Data excerpts:
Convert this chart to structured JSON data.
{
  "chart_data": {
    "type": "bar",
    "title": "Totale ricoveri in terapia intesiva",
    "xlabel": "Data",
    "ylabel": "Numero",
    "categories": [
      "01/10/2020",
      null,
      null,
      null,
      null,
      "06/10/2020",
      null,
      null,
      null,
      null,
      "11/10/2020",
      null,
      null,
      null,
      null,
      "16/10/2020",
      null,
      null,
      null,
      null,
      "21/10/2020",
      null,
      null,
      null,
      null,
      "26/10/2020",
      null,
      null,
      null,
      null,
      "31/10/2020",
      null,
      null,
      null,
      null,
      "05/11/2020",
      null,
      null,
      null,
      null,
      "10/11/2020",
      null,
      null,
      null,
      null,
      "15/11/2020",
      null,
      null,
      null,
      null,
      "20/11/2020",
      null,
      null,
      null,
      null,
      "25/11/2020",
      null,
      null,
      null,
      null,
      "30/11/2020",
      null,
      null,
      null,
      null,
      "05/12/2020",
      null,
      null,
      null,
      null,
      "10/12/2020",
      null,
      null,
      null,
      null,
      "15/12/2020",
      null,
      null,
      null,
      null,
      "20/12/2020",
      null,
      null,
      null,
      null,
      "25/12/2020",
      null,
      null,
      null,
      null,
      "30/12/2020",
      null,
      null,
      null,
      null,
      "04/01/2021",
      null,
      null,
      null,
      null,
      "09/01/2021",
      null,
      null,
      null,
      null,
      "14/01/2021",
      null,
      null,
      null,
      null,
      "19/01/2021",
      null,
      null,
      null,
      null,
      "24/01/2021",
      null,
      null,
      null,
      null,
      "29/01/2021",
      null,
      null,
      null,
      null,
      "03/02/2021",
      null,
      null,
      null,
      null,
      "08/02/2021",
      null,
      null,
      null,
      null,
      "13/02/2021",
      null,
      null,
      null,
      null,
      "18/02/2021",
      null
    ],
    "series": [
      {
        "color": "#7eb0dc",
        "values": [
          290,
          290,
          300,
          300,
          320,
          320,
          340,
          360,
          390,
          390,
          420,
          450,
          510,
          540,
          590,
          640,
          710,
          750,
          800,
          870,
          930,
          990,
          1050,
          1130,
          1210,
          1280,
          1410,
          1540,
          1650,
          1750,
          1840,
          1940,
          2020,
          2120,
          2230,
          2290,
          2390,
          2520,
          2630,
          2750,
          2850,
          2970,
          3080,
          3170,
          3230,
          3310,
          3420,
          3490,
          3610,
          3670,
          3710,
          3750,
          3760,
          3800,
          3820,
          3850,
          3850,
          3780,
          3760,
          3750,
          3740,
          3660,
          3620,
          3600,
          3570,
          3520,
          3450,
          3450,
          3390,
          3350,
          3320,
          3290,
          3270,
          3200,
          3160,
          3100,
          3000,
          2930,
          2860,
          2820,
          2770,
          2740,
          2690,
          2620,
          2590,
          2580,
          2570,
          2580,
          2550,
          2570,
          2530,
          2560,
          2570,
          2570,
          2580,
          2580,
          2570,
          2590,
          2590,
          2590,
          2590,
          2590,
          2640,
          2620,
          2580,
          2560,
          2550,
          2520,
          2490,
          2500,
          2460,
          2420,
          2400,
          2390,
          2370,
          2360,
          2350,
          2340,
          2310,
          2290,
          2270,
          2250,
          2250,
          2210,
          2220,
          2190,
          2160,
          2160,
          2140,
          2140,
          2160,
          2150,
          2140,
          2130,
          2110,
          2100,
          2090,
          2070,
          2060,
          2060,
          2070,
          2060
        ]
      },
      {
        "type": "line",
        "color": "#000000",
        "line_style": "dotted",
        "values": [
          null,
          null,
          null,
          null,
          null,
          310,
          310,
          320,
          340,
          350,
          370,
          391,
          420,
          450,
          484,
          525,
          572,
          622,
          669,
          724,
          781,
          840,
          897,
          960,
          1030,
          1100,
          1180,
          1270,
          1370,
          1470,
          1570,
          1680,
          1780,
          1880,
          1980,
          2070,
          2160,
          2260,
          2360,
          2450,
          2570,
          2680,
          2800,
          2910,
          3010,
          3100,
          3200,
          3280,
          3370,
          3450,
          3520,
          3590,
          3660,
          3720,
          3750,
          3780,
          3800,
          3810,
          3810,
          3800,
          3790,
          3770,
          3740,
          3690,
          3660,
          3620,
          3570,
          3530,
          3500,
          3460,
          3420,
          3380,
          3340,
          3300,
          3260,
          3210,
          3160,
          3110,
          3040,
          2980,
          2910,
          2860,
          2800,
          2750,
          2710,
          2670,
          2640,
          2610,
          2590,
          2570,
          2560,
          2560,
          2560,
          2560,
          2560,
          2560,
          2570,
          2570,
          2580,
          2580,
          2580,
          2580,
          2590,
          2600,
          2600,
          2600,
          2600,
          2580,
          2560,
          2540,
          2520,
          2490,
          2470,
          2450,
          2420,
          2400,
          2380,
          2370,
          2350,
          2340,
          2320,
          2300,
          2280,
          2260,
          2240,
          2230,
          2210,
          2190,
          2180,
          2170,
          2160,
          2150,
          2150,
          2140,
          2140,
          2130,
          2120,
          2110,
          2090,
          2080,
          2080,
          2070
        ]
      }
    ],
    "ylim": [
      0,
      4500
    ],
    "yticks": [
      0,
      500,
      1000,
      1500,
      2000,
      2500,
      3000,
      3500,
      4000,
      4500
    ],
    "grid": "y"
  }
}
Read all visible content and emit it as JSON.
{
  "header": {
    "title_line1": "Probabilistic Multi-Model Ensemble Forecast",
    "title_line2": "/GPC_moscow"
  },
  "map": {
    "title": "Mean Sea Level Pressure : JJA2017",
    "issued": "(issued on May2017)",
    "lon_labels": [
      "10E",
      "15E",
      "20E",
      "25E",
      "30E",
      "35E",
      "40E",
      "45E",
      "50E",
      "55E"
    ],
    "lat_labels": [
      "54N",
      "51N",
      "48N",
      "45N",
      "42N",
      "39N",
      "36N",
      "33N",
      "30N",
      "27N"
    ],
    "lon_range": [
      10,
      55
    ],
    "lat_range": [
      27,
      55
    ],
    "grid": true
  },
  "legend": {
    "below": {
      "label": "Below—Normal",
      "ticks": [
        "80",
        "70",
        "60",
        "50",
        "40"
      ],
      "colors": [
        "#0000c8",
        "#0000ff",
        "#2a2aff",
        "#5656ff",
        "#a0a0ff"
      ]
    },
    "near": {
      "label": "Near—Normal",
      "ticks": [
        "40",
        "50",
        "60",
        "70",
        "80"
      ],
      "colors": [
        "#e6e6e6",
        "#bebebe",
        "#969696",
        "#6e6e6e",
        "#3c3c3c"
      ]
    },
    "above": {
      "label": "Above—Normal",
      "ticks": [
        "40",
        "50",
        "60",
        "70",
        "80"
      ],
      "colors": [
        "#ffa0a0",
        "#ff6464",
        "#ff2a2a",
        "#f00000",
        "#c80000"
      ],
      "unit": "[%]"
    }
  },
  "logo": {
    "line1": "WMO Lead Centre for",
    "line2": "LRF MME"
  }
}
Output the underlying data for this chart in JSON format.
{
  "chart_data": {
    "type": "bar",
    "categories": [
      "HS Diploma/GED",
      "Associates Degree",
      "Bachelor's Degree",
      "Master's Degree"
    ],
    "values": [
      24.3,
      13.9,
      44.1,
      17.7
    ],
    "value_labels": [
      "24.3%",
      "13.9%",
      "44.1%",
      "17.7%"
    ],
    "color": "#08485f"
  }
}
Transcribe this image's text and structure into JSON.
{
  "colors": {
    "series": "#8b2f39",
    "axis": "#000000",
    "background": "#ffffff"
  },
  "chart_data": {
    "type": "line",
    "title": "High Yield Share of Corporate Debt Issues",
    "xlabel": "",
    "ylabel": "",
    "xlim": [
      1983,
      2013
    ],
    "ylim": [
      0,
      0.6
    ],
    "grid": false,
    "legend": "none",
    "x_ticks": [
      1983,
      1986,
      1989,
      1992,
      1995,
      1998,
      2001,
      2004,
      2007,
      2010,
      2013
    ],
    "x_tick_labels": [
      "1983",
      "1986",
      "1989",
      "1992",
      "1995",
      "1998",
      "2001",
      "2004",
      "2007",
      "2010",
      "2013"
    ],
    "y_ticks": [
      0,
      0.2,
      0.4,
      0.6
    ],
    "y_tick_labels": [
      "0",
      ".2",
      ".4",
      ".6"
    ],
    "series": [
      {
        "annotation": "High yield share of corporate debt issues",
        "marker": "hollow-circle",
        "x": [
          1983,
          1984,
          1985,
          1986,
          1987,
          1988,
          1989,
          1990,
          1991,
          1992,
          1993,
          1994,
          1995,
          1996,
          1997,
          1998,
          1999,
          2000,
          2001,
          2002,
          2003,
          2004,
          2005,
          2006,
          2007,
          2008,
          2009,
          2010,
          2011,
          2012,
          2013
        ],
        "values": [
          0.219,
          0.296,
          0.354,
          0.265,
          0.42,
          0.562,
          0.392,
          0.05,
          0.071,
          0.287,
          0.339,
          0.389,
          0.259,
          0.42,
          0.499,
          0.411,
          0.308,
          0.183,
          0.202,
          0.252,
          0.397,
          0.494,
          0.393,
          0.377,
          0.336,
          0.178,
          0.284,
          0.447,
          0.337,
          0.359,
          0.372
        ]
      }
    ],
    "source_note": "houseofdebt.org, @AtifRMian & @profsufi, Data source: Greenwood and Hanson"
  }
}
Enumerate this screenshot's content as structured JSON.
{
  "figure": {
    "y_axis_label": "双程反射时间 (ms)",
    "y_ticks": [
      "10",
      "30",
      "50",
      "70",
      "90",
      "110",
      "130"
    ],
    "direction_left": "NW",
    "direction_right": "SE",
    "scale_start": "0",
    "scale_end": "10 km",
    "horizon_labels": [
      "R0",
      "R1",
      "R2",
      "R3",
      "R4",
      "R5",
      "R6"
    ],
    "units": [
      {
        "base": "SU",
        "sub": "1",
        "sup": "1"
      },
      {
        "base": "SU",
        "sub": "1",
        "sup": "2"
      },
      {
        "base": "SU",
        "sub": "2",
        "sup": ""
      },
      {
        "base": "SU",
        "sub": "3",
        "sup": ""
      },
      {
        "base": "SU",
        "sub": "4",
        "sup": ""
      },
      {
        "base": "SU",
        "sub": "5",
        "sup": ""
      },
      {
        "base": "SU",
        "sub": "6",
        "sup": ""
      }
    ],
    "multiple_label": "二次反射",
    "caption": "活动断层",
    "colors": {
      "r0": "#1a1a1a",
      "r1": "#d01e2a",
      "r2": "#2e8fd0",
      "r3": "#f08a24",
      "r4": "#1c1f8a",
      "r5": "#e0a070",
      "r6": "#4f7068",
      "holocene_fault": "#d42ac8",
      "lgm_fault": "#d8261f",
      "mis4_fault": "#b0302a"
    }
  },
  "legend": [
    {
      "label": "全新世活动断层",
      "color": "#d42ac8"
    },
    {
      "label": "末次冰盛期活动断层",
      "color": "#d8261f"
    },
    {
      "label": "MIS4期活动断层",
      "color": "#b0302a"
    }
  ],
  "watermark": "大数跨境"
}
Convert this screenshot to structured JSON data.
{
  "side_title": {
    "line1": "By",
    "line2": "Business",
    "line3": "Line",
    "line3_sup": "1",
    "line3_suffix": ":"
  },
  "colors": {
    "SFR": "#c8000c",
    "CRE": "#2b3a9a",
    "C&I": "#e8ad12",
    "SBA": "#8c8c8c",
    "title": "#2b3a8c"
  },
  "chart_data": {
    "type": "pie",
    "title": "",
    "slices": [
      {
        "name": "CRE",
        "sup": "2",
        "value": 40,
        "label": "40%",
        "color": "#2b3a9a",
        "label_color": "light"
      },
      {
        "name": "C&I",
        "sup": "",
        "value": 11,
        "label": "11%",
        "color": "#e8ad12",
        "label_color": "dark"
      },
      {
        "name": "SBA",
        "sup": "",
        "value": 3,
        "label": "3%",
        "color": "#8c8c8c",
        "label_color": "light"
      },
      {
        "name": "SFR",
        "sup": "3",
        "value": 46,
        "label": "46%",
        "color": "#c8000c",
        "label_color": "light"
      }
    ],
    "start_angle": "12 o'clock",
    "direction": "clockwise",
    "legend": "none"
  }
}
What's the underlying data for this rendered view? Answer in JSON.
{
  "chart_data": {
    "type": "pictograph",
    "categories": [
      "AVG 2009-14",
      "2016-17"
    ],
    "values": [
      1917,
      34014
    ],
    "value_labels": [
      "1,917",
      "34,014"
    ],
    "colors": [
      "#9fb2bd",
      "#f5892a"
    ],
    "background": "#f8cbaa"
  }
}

What you are asked to do: State, as a number only, how many lines in the entries include "Degree".

Correct output: 3